__Exercise requirements__
Every line that holds "this" should be shown.

(Dataset records)
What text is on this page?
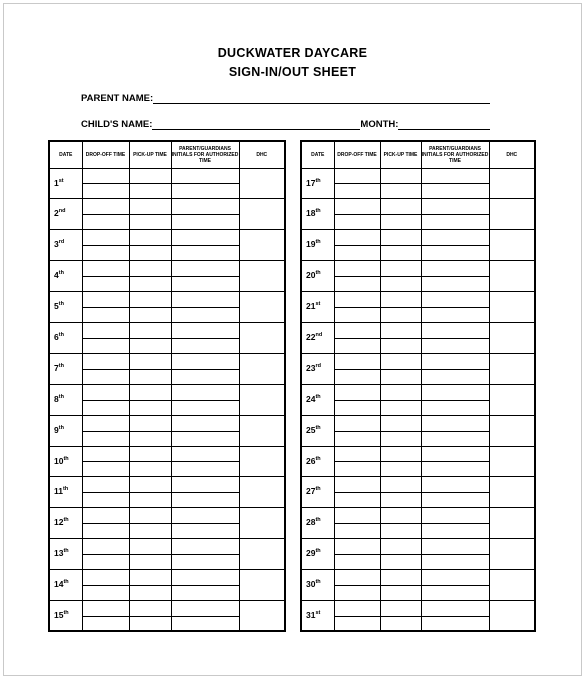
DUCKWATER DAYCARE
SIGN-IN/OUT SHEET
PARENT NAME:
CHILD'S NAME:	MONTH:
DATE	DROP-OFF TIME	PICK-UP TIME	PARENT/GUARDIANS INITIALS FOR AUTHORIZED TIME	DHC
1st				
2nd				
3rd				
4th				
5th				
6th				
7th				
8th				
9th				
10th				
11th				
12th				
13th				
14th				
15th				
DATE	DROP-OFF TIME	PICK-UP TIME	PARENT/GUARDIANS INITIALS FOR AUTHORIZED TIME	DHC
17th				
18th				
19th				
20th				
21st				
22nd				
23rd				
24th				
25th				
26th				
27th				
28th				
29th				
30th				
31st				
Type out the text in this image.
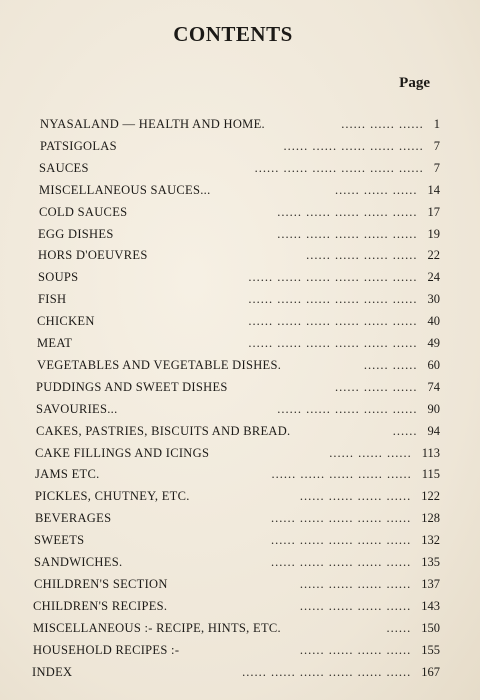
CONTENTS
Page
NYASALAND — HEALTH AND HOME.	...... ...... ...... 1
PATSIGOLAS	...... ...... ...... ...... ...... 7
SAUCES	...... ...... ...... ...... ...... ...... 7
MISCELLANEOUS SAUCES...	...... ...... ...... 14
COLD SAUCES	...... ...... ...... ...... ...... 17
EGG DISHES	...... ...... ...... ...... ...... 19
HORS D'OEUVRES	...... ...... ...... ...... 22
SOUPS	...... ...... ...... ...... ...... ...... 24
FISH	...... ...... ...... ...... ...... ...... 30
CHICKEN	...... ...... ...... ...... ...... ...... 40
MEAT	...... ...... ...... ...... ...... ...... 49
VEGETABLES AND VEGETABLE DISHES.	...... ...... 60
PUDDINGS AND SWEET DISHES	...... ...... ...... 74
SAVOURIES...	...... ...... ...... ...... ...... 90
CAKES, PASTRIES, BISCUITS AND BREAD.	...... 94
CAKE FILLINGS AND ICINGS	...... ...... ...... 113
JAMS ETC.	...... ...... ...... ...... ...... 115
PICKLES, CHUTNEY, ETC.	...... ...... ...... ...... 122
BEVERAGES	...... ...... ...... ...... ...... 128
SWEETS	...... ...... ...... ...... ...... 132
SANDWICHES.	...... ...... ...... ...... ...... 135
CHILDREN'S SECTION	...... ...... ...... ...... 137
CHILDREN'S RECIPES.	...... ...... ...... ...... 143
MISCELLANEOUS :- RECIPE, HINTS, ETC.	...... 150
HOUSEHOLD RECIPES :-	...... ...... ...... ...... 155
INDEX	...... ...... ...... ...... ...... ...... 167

__Full answer__
What text is on this page?
Type out the text in this image.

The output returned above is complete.